Dataset items:
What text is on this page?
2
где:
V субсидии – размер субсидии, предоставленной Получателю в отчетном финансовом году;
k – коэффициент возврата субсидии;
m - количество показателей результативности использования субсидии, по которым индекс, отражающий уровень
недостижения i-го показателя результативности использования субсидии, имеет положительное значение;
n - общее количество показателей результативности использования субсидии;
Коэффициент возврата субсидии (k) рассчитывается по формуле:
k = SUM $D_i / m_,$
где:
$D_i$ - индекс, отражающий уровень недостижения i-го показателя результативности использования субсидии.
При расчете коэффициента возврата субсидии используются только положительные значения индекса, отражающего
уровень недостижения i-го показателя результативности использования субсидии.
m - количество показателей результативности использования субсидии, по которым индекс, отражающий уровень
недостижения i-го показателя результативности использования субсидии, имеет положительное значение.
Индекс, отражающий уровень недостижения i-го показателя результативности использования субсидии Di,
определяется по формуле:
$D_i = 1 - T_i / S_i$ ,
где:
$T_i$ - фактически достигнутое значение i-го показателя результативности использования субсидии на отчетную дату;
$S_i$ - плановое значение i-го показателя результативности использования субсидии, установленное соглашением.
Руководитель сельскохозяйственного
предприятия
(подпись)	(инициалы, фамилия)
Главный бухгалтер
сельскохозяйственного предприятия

# [GIVEN EXERCISE]
Look through the data above. Copy every line with the string "результативности" in it.

# [OUTPUT FOR THIS TASK]
m - количество показателей результативности использования субсидии, по которым индекс, отражающий уровень
недостижения i-го показателя результативности использования субсидии, имеет положительное значение;
n - общее количество показателей результативности использования субсидии;
$D_i$ - индекс, отражающий уровень недостижения i-го показателя результативности использования субсидии.
уровень недостижения i-го показателя результативности использования субсидии.
m - количество показателей результативности использования субсидии, по которым индекс, отражающий уровень
недостижения i-го показателя результативности использования субсидии, имеет положительное значение.
Индекс, отражающий уровень недостижения i-го показателя результативности использования субсидии Di,
$T_i$ - фактически достигнутое значение i-го показателя результативности использования субсидии на отчетную дату;
$S_i$ - плановое значение i-го показателя результативности использования субсидии, установленное соглашением.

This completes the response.